====== DATA EXCERPTS ======
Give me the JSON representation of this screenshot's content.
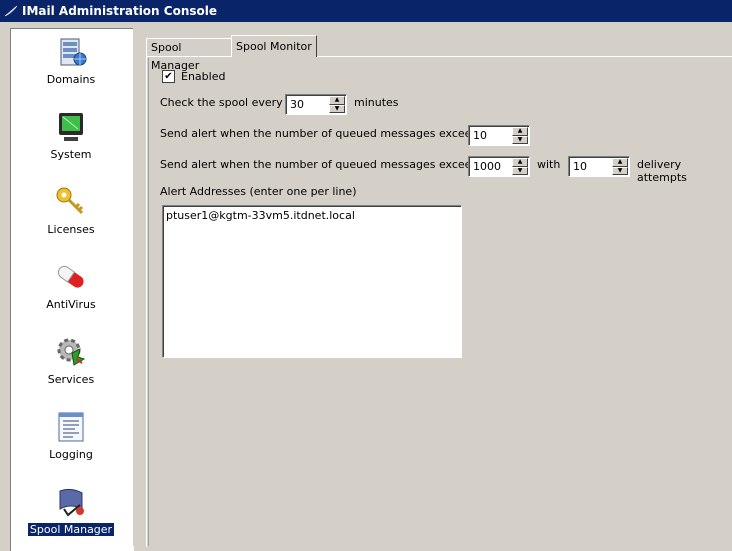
{
  "window": {
    "title": "IMail Administration Console"
  },
  "sidebar": {
    "items": [
      {
        "label": "Domains",
        "icon": "server-icon"
      },
      {
        "label": "System",
        "icon": "monitor-icon"
      },
      {
        "label": "Licenses",
        "icon": "key-icon"
      },
      {
        "label": "AntiVirus",
        "icon": "pill-icon"
      },
      {
        "label": "Services",
        "icon": "gear-icon"
      },
      {
        "label": "Logging",
        "icon": "document-icon"
      },
      {
        "label": "Spool Manager",
        "icon": "spool-icon",
        "active": true
      }
    ]
  },
  "tabs": [
    {
      "label": "Spool Manager"
    },
    {
      "label": "Spool Monitor",
      "active": true
    }
  ],
  "form": {
    "enabled_label": "Enabled",
    "enabled_checked": true,
    "check_mark": "✔",
    "check_prefix": "Check the spool every",
    "check_value": "30",
    "check_suffix": "minutes",
    "alert1_label": "Send alert when the number of queued messages exceeds",
    "alert1_value": "10",
    "alert2_label": "Send alert when the number of queued messages exceeds",
    "alert2_value": "1000",
    "with_label": "with",
    "attempts_value": "10",
    "attempts_suffix": "delivery attempts",
    "addresses_label": "Alert Addresses (enter one per line)",
    "addresses_value": "ptuser1@kgtm-33vm5.itdnet.local"
  },
  "colors": {
    "titlebar": "#0a246a",
    "face": "#d4d0c8",
    "selection": "#0a246a"
  }
}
======
# ABOUT THIS TASK
Out of the preceding entries, pull every line containing the string "number".

# FINISHED EXERCISE
    "alert1_label": "Send alert when the number of queued messages exceeds",
    "alert2_label": "Send alert when the number of queued messages exceeds",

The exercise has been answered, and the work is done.